**REQUIRED TASK**
Show, in full, each line of the data that contains "JSON".

##############################

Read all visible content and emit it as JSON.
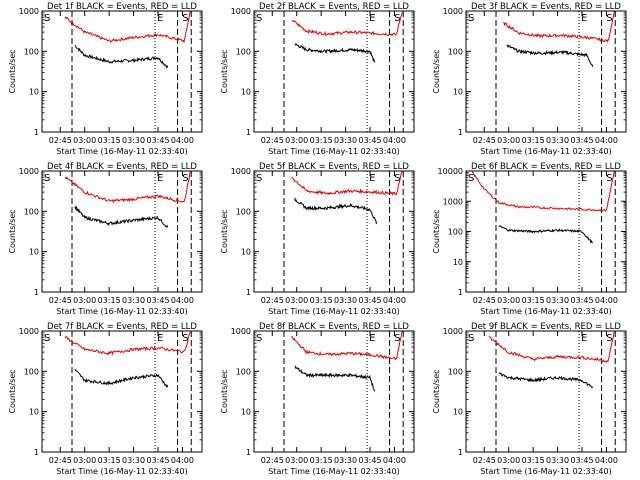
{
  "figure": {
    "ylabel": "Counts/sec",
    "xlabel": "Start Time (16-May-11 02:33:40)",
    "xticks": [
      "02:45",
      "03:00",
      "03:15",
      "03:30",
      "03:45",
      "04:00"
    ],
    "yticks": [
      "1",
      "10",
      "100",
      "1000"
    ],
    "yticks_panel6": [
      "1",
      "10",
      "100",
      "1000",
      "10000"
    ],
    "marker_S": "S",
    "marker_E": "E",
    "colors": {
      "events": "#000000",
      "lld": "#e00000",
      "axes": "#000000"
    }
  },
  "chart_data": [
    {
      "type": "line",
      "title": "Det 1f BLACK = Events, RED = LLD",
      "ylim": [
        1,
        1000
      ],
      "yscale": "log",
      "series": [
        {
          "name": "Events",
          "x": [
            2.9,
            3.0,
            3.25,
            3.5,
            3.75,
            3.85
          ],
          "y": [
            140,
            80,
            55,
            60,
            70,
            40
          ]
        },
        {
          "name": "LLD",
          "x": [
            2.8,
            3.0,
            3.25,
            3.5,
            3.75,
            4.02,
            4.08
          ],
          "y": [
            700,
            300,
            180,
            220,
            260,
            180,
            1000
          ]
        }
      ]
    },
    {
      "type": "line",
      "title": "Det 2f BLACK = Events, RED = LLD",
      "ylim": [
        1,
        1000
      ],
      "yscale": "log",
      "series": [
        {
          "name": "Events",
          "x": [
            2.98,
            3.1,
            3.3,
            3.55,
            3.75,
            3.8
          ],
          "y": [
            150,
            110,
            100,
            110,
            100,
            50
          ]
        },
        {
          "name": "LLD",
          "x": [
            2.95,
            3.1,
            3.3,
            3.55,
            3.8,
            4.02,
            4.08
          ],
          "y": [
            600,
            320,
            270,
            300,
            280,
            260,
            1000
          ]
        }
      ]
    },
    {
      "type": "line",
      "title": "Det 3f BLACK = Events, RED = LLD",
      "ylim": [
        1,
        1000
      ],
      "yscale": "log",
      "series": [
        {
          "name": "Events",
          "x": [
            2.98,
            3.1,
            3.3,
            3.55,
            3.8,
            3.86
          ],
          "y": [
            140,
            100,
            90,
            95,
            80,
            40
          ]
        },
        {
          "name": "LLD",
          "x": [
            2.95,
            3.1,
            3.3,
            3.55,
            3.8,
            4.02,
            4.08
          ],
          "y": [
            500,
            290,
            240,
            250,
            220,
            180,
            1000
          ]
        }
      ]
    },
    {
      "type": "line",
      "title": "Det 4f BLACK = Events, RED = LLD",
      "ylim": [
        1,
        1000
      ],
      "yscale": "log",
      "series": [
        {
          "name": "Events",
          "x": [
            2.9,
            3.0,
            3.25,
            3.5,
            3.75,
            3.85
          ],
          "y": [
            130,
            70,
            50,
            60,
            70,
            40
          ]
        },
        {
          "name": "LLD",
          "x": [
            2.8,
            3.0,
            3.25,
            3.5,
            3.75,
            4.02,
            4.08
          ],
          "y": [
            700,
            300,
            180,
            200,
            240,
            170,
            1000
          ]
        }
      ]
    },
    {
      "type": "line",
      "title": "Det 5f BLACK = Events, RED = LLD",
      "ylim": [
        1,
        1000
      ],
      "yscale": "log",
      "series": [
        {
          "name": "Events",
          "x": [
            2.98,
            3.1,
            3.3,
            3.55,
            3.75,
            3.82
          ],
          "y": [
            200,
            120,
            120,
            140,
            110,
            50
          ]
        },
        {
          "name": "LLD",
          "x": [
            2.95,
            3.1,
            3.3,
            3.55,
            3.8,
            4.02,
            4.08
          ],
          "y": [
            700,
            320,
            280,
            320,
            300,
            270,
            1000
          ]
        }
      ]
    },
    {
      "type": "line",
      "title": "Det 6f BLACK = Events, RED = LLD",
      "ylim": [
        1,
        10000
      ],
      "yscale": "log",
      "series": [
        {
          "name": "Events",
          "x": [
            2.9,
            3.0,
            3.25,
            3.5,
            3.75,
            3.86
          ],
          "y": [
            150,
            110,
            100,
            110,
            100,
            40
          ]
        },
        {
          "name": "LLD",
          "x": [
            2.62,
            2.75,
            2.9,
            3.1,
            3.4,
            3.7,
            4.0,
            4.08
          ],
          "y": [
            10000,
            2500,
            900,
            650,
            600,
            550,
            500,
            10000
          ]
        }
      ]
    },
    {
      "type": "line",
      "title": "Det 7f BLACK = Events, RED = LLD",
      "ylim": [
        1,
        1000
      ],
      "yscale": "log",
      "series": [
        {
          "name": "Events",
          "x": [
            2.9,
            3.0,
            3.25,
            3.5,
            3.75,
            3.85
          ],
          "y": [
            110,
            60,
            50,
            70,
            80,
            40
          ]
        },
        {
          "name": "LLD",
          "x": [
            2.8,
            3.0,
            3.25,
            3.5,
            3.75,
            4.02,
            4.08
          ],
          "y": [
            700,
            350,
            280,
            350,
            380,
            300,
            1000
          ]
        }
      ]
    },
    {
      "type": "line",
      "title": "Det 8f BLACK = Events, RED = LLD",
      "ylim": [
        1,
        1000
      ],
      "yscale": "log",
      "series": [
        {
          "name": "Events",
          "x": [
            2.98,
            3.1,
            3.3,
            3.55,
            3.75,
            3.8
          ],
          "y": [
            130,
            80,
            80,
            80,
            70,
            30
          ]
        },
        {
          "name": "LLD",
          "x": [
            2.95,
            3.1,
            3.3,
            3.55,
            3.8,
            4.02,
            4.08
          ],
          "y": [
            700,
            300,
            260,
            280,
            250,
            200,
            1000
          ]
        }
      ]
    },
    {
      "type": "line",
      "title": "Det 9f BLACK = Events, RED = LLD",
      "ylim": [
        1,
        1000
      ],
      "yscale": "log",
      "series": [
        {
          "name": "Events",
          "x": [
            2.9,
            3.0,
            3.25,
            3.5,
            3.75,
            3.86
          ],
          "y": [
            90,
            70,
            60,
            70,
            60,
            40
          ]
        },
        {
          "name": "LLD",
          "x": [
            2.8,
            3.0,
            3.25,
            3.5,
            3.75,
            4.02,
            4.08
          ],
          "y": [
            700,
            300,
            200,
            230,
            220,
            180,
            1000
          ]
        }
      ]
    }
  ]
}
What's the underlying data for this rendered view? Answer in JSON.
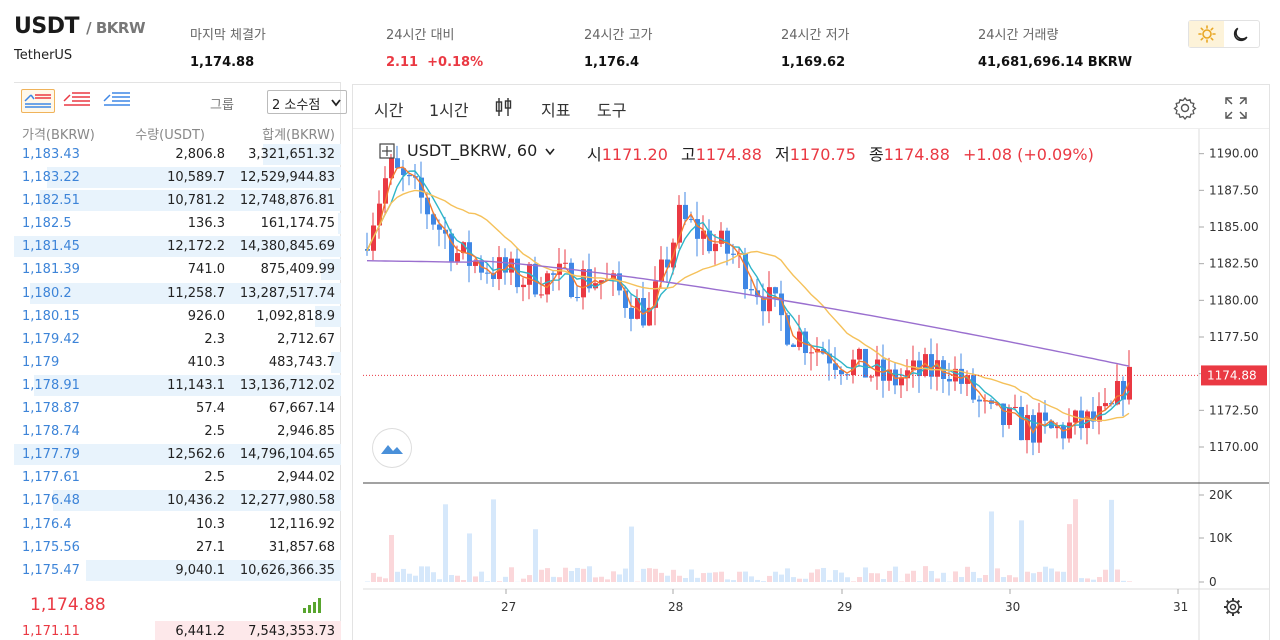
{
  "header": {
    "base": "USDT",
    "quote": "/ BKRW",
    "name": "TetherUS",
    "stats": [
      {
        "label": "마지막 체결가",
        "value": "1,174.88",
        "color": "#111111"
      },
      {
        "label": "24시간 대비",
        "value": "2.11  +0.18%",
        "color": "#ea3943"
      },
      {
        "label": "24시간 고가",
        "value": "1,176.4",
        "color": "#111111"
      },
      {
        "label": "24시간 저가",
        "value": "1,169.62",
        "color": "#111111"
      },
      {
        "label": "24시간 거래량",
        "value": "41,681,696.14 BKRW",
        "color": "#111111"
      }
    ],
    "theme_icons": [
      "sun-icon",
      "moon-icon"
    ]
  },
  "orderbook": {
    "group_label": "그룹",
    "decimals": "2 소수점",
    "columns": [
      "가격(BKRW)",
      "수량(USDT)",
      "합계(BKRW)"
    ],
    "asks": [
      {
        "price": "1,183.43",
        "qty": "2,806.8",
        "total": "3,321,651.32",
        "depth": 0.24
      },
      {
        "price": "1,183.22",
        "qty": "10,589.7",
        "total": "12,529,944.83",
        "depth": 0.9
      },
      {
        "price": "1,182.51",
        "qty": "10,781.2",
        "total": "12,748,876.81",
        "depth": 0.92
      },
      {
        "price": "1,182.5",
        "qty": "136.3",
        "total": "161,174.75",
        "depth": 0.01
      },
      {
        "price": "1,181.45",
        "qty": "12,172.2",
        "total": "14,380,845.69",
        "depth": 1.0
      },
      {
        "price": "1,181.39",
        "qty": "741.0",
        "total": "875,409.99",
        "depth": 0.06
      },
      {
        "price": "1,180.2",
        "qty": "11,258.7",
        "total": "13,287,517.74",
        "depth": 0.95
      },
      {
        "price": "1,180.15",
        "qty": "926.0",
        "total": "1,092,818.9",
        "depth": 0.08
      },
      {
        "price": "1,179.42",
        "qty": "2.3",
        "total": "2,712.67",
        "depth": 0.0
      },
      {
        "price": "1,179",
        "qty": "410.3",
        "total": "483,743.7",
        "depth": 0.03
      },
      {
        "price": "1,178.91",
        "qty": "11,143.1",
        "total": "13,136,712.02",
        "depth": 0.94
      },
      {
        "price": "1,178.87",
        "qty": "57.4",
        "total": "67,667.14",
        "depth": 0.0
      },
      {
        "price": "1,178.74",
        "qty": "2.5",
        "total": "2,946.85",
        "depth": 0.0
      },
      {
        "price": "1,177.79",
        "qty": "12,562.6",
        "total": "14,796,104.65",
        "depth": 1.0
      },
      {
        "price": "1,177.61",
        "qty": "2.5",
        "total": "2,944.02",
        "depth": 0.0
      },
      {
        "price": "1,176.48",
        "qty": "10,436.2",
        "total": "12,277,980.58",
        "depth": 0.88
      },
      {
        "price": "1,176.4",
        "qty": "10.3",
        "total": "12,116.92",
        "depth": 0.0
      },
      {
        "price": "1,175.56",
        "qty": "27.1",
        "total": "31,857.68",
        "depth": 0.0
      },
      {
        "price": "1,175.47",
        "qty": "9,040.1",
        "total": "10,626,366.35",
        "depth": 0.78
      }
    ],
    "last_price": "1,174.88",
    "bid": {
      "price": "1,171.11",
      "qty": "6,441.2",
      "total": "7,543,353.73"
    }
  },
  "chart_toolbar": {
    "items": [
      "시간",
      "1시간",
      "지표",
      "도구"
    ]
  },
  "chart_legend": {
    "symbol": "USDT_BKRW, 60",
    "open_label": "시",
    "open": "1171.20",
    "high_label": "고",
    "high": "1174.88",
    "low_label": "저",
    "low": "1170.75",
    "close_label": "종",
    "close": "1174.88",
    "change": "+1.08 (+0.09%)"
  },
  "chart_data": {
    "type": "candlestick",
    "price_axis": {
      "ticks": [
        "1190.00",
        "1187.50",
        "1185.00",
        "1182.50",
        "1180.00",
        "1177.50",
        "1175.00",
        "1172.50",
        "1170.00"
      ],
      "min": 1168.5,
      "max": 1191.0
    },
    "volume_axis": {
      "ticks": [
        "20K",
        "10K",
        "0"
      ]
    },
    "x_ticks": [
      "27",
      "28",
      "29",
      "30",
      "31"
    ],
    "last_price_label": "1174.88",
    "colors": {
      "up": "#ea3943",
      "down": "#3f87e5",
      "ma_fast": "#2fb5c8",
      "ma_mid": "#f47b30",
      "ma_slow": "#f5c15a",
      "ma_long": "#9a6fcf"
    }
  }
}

##############################

**TASK SOLUTION**
Read all visible content and emit it as JSON.
What's the underlying data for this rendered view? Answer in JSON.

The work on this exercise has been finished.